- Stored data
[start]

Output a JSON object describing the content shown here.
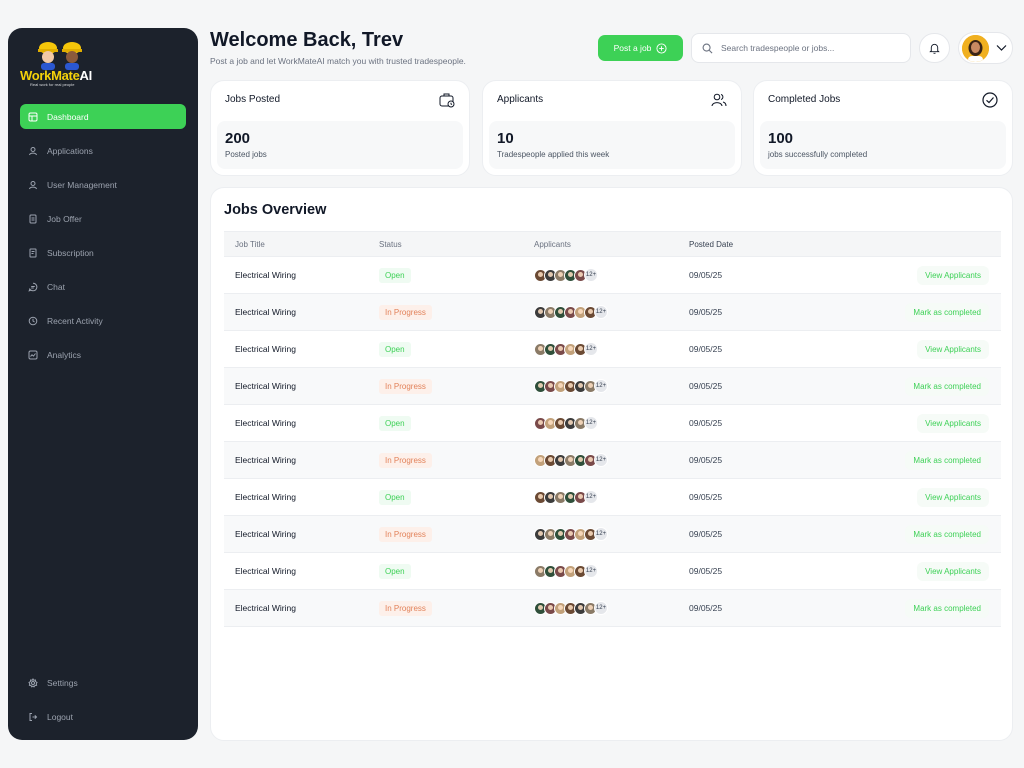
{
  "sidebar": {
    "logo": {
      "word_work": "Work",
      "word_mate": "Mate",
      "word_ai": "AI",
      "tagline": "Real work for real people"
    },
    "items": [
      {
        "label": "Dashboard",
        "icon": "dashboard-icon",
        "active": true
      },
      {
        "label": "Applications",
        "icon": "user-icon"
      },
      {
        "label": "User Management",
        "icon": "user-icon"
      },
      {
        "label": "Job Offer",
        "icon": "document-icon"
      },
      {
        "label": "Subscription",
        "icon": "receipt-icon"
      },
      {
        "label": "Chat",
        "icon": "chat-icon"
      },
      {
        "label": "Recent Activity",
        "icon": "clock-icon"
      },
      {
        "label": "Analytics",
        "icon": "analytics-icon"
      }
    ],
    "bottom": [
      {
        "label": "Settings",
        "icon": "gear-icon"
      },
      {
        "label": "Logout",
        "icon": "logout-icon"
      }
    ]
  },
  "header": {
    "title": "Welcome Back, Trev",
    "subtitle": "Post a job and let WorkMateAI match you with trusted tradespeople.",
    "post_button": "Post a job",
    "search_placeholder": "Search tradespeople or jobs..."
  },
  "stats": [
    {
      "title": "Jobs Posted",
      "value": "200",
      "label": "Posted jobs",
      "icon": "briefcase-icon"
    },
    {
      "title": "Applicants",
      "value": "10",
      "label": "Tradespeople applied this week",
      "icon": "users-icon"
    },
    {
      "title": "Completed Jobs",
      "value": "100",
      "label": "jobs successfully completed",
      "icon": "check-circle-icon"
    }
  ],
  "overview": {
    "title": "Jobs Overview",
    "columns": [
      "Job Title",
      "Status",
      "Applicants",
      "Posted Date"
    ],
    "rows": [
      {
        "title": "Electrical Wiring",
        "status": "Open",
        "more": "12+",
        "date": "09/05/25",
        "action": "View Applicants"
      },
      {
        "title": "Electrical Wiring",
        "status": "In Progress",
        "more": "12+",
        "date": "09/05/25",
        "action": "Mark as completed"
      },
      {
        "title": "Electrical Wiring",
        "status": "Open",
        "more": "12+",
        "date": "09/05/25",
        "action": "View Applicants"
      },
      {
        "title": "Electrical Wiring",
        "status": "In Progress",
        "more": "12+",
        "date": "09/05/25",
        "action": "Mark as completed"
      },
      {
        "title": "Electrical Wiring",
        "status": "Open",
        "more": "12+",
        "date": "09/05/25",
        "action": "View Applicants"
      },
      {
        "title": "Electrical Wiring",
        "status": "In Progress",
        "more": "12+",
        "date": "09/05/25",
        "action": "Mark as completed"
      },
      {
        "title": "Electrical Wiring",
        "status": "Open",
        "more": "12+",
        "date": "09/05/25",
        "action": "View Applicants"
      },
      {
        "title": "Electrical Wiring",
        "status": "In Progress",
        "more": "12+",
        "date": "09/05/25",
        "action": "Mark as completed"
      },
      {
        "title": "Electrical Wiring",
        "status": "Open",
        "more": "12+",
        "date": "09/05/25",
        "action": "View Applicants"
      },
      {
        "title": "Electrical Wiring",
        "status": "In Progress",
        "more": "12+",
        "date": "09/05/25",
        "action": "Mark as completed"
      }
    ]
  },
  "colors": {
    "accent": "#3dd156",
    "sidebar_bg": "#1c222c",
    "progress": "#e2825a"
  }
}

[end]

- Exercise description
Write out the listing word for word, omitting the pictures it holds.

- Answer to this exercise
Output a JSON object describing the content shown here.
{
  "sidebar": {
    "logo": {
      "word_work": "Work",
      "word_mate": "Mate",
      "word_ai": "AI",
      "tagline": "Real work for real people"
    },
    "items": [
      {
        "label": "Dashboard",
        "icon": "dashboard-icon",
        "active": true
      },
      {
        "label": "Applications",
        "icon": "user-icon"
      },
      {
        "label": "User Management",
        "icon": "user-icon"
      },
      {
        "label": "Job Offer",
        "icon": "document-icon"
      },
      {
        "label": "Subscription",
        "icon": "receipt-icon"
      },
      {
        "label": "Chat",
        "icon": "chat-icon"
      },
      {
        "label": "Recent Activity",
        "icon": "clock-icon"
      },
      {
        "label": "Analytics",
        "icon": "analytics-icon"
      }
    ],
    "bottom": [
      {
        "label": "Settings",
        "icon": "gear-icon"
      },
      {
        "label": "Logout",
        "icon": "logout-icon"
      }
    ]
  },
  "header": {
    "title": "Welcome Back, Trev",
    "subtitle": "Post a job and let WorkMateAI match you with trusted tradespeople.",
    "post_button": "Post a job",
    "search_placeholder": "Search tradespeople or jobs..."
  },
  "stats": [
    {
      "title": "Jobs Posted",
      "value": "200",
      "label": "Posted jobs",
      "icon": "briefcase-icon"
    },
    {
      "title": "Applicants",
      "value": "10",
      "label": "Tradespeople applied this week",
      "icon": "users-icon"
    },
    {
      "title": "Completed Jobs",
      "value": "100",
      "label": "jobs successfully completed",
      "icon": "check-circle-icon"
    }
  ],
  "overview": {
    "title": "Jobs Overview",
    "columns": [
      "Job Title",
      "Status",
      "Applicants",
      "Posted Date"
    ],
    "rows": [
      {
        "title": "Electrical Wiring",
        "status": "Open",
        "more": "12+",
        "date": "09/05/25",
        "action": "View Applicants"
      },
      {
        "title": "Electrical Wiring",
        "status": "In Progress",
        "more": "12+",
        "date": "09/05/25",
        "action": "Mark as completed"
      },
      {
        "title": "Electrical Wiring",
        "status": "Open",
        "more": "12+",
        "date": "09/05/25",
        "action": "View Applicants"
      },
      {
        "title": "Electrical Wiring",
        "status": "In Progress",
        "more": "12+",
        "date": "09/05/25",
        "action": "Mark as completed"
      },
      {
        "title": "Electrical Wiring",
        "status": "Open",
        "more": "12+",
        "date": "09/05/25",
        "action": "View Applicants"
      },
      {
        "title": "Electrical Wiring",
        "status": "In Progress",
        "more": "12+",
        "date": "09/05/25",
        "action": "Mark as completed"
      },
      {
        "title": "Electrical Wiring",
        "status": "Open",
        "more": "12+",
        "date": "09/05/25",
        "action": "View Applicants"
      },
      {
        "title": "Electrical Wiring",
        "status": "In Progress",
        "more": "12+",
        "date": "09/05/25",
        "action": "Mark as completed"
      },
      {
        "title": "Electrical Wiring",
        "status": "Open",
        "more": "12+",
        "date": "09/05/25",
        "action": "View Applicants"
      },
      {
        "title": "Electrical Wiring",
        "status": "In Progress",
        "more": "12+",
        "date": "09/05/25",
        "action": "Mark as completed"
      }
    ]
  },
  "colors": {
    "accent": "#3dd156",
    "sidebar_bg": "#1c222c",
    "progress": "#e2825a"
  }
}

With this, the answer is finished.